--- begin Information provided ---

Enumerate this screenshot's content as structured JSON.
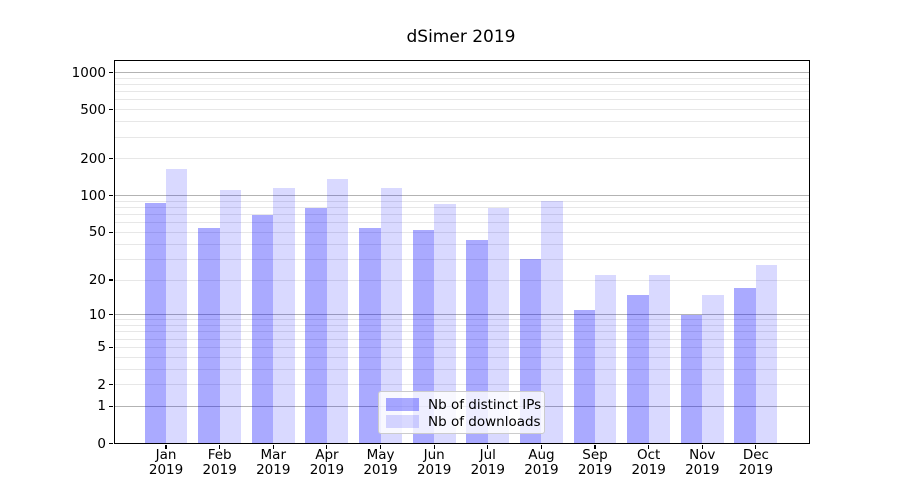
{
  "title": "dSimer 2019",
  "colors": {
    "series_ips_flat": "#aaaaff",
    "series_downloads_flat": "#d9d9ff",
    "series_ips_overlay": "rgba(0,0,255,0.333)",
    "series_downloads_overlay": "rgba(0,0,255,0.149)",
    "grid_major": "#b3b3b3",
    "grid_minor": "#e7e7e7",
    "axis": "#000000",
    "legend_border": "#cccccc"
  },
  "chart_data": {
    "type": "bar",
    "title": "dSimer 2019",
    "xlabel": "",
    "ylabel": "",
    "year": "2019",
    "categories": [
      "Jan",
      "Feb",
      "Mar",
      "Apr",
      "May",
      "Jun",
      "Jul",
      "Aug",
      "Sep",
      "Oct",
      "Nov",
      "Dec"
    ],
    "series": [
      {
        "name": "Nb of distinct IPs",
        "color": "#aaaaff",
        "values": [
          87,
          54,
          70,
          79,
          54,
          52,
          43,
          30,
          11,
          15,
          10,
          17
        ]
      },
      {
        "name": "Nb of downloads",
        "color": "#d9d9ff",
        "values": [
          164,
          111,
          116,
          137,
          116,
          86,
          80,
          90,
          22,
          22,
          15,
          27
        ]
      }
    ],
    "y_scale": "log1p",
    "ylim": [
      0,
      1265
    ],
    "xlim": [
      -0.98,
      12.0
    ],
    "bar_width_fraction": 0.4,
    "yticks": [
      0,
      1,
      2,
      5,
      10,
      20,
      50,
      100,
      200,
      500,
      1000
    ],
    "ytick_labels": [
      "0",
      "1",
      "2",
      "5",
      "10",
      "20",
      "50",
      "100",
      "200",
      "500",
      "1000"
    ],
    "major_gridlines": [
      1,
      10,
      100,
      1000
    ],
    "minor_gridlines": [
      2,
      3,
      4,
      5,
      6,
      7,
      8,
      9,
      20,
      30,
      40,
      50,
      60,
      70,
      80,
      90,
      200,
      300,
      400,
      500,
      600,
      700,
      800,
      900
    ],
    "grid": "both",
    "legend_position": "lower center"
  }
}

--- end Information provided ---

All of the material above should be reproduced exactly, except the pictures.

Enumerate this screenshot's content as structured JSON.
{
  "title": "dSimer 2019",
  "colors": {
    "series_ips_flat": "#aaaaff",
    "series_downloads_flat": "#d9d9ff",
    "series_ips_overlay": "rgba(0,0,255,0.333)",
    "series_downloads_overlay": "rgba(0,0,255,0.149)",
    "grid_major": "#b3b3b3",
    "grid_minor": "#e7e7e7",
    "axis": "#000000",
    "legend_border": "#cccccc"
  },
  "chart_data": {
    "type": "bar",
    "title": "dSimer 2019",
    "xlabel": "",
    "ylabel": "",
    "year": "2019",
    "categories": [
      "Jan",
      "Feb",
      "Mar",
      "Apr",
      "May",
      "Jun",
      "Jul",
      "Aug",
      "Sep",
      "Oct",
      "Nov",
      "Dec"
    ],
    "series": [
      {
        "name": "Nb of distinct IPs",
        "color": "#aaaaff",
        "values": [
          87,
          54,
          70,
          79,
          54,
          52,
          43,
          30,
          11,
          15,
          10,
          17
        ]
      },
      {
        "name": "Nb of downloads",
        "color": "#d9d9ff",
        "values": [
          164,
          111,
          116,
          137,
          116,
          86,
          80,
          90,
          22,
          22,
          15,
          27
        ]
      }
    ],
    "y_scale": "log1p",
    "ylim": [
      0,
      1265
    ],
    "xlim": [
      -0.98,
      12.0
    ],
    "bar_width_fraction": 0.4,
    "yticks": [
      0,
      1,
      2,
      5,
      10,
      20,
      50,
      100,
      200,
      500,
      1000
    ],
    "ytick_labels": [
      "0",
      "1",
      "2",
      "5",
      "10",
      "20",
      "50",
      "100",
      "200",
      "500",
      "1000"
    ],
    "major_gridlines": [
      1,
      10,
      100,
      1000
    ],
    "minor_gridlines": [
      2,
      3,
      4,
      5,
      6,
      7,
      8,
      9,
      20,
      30,
      40,
      50,
      60,
      70,
      80,
      90,
      200,
      300,
      400,
      500,
      600,
      700,
      800,
      900
    ],
    "grid": "both",
    "legend_position": "lower center"
  }
}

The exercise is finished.